---- Passage

Own vs Investment !! Old VS New

Hi All,

Another Novice question for experts.
I started my analysis by filtering out areas where i would be looking for a property and I am pretty close to zero it out to three areas on the basis of
Property appreciation ,rental yield, safety around suburb etc.
Most of the properties are southern Australia side where I am seeing more opportunities and I am looking only in NSW .

Now I stuck on two questions -

In terms of avoiding GST I am thinking of living at the house for at least six months and then convert to investment property and put it on rent and shift to other area where I need to pay lower rental and also i can enjoy tax benefit.But I can't achieve the same if i buy property far away ,it that case I need to focus in nearby areas ...the question is -
1) in terms to avoid GST , do we need to live in the place for six months ( for ex) within first year itself or within 6 years of span , any year will work ..?


As per first home buyer's grant I could be eligible only if i buy new property and should be mine first property as well , here is the question -

2)I will get around 35K under first home buyer grant ,which is not sufficient to decide to buy new property instead of second hand property ..but what about the depreciation ?..i heard there would be lot of depreciation on new property as compare to old property..can anybody gives me a rough idea how much depreciation we can charge in first five years on new property VS new property and what make you decide to find a solution of this dilemma.

I know old property depreciation depends on when it was build ( year) but we rarely see any advertise how old building is while selling ..so how do you decide in such condition and do the filtering at first hand.

If some one is having tax calculation sheet for IP VS OWN and NEW vs old prperty ..it would be a great help.

Thanks in advance...

Regards,
Rajorich25
 
tax calculation for new vs old is only part of the equation. capital gain potential, rental yield, repairs and maintenance along with some other factors are equally, if not more important.

Dont think new vs old, think best deal. A lot of the time new homes are sold by developers, and they rarely discount like couples divorcing, or kids liquidating their inheritance might. This might mean you can find a better deal, ie under market in hte 'old camp'. Alternatively you might find a distressed developer, or an OTP purchaser who cant complete and needs to offload under market.

Good luck.
 
HI Paul ,

you are right , it is capital gain tax.

Hi Tobe ,

You are absolutely correct , but i need to be aware about these info to be better prepare .
If i would be knowing answer of these question then i should be able to make informed decision which will result in good deal.

Thanks in advance guys and please guide with you valuable answer on those two questions.
 
Any help experts ....

Basically the answer I am seeking is around these two questions-

1)) in terms to avoid CGT , do we need to live in the place for six months ( for ex) within first year itself or within 6 years of span , any year will work ..?

--------
---- Records shown

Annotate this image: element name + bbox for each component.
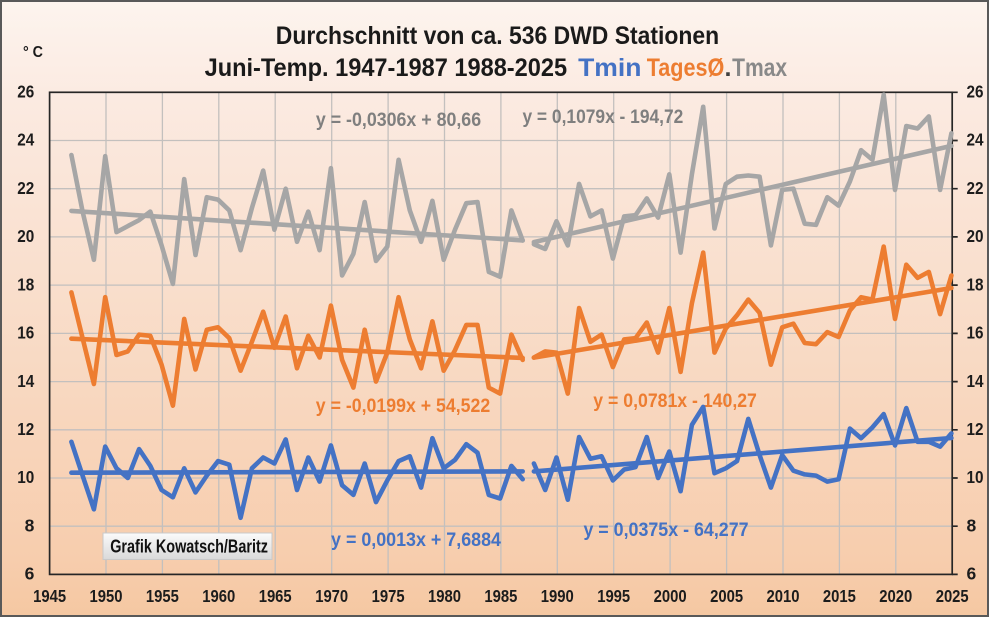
svg-text:1960: 1960 [202, 586, 235, 606]
svg-text:24: 24 [967, 130, 984, 150]
svg-text:14: 14 [17, 371, 34, 391]
svg-text:1990: 1990 [541, 586, 574, 606]
svg-text:10: 10 [967, 467, 984, 487]
svg-text:8: 8 [967, 515, 977, 535]
svg-text:y = -0,0199x + 54,522: y = -0,0199x + 54,522 [316, 396, 490, 417]
svg-text:2005: 2005 [710, 586, 743, 606]
svg-text:16: 16 [967, 323, 984, 343]
svg-text:20: 20 [17, 226, 34, 246]
svg-text:Tmin: Tmin [578, 54, 641, 82]
svg-text:1955: 1955 [146, 586, 179, 606]
svg-text:6: 6 [967, 564, 977, 584]
svg-text:1970: 1970 [315, 586, 348, 606]
svg-text:14: 14 [967, 371, 984, 391]
svg-text:8: 8 [25, 515, 35, 535]
svg-text:16: 16 [17, 323, 34, 343]
svg-text:20: 20 [967, 226, 984, 246]
svg-text:y = 0,0375x - 64,277: y = 0,0375x - 64,277 [583, 520, 748, 541]
svg-text:1985: 1985 [484, 586, 517, 606]
svg-text:26: 26 [967, 82, 984, 102]
svg-text:18: 18 [17, 274, 34, 294]
svg-text:24: 24 [17, 130, 34, 150]
svg-text:10: 10 [17, 467, 34, 487]
svg-text:6: 6 [25, 564, 35, 584]
svg-text:y = 0,0013x + 7,6884: y = 0,0013x + 7,6884 [331, 530, 501, 551]
svg-text:y = 0,0781x - 140,27: y = 0,0781x - 140,27 [593, 391, 757, 412]
svg-text:1965: 1965 [259, 586, 292, 606]
svg-text:Juni-Temp. 1947-1987 1988-2025: Juni-Temp. 1947-1987 1988-2025 [205, 54, 568, 82]
svg-text:26: 26 [17, 82, 34, 102]
svg-text:2000: 2000 [654, 586, 687, 606]
svg-text:1950: 1950 [90, 586, 123, 606]
svg-text:y = 0,1079x - 194,72: y = 0,1079x - 194,72 [522, 107, 683, 128]
svg-text:1975: 1975 [372, 586, 405, 606]
svg-text:1945: 1945 [33, 586, 66, 606]
svg-text:22: 22 [967, 178, 984, 198]
svg-text:y = -0,0306x + 80,66: y = -0,0306x + 80,66 [316, 110, 481, 131]
svg-text:1995: 1995 [597, 586, 630, 606]
svg-text:Durchschnitt von ca. 536 DWD S: Durchschnitt von ca. 536 DWD Stationen [276, 22, 719, 50]
svg-text:2010: 2010 [767, 586, 800, 606]
svg-text:22: 22 [17, 178, 34, 198]
svg-text:2020: 2020 [879, 586, 912, 606]
svg-text:° C: ° C [23, 44, 43, 61]
svg-text:Tmax: Tmax [732, 54, 787, 82]
svg-text:Grafik Kowatsch/Baritz: Grafik Kowatsch/Baritz [110, 537, 268, 557]
svg-text:12: 12 [967, 419, 984, 439]
svg-text:1980: 1980 [428, 586, 461, 606]
svg-text:2025: 2025 [936, 586, 969, 606]
svg-text:TagesØ: TagesØ [647, 54, 725, 82]
svg-text:.: . [725, 54, 732, 82]
svg-text:12: 12 [17, 419, 34, 439]
svg-text:2015: 2015 [823, 586, 856, 606]
svg-text:18: 18 [967, 274, 984, 294]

--------

> [Exercise] Repeat the passage from the property thread word for word, beginning with "Another Novice question" and ending after "around suburb etc.".

> [Correct output]
Another Novice question for experts.
I started my analysis by filtering out areas where i would be looking for a property and I am pretty close to zero it out to three areas on the basis of
Property appreciation ,rental yield, safety around suburb etc.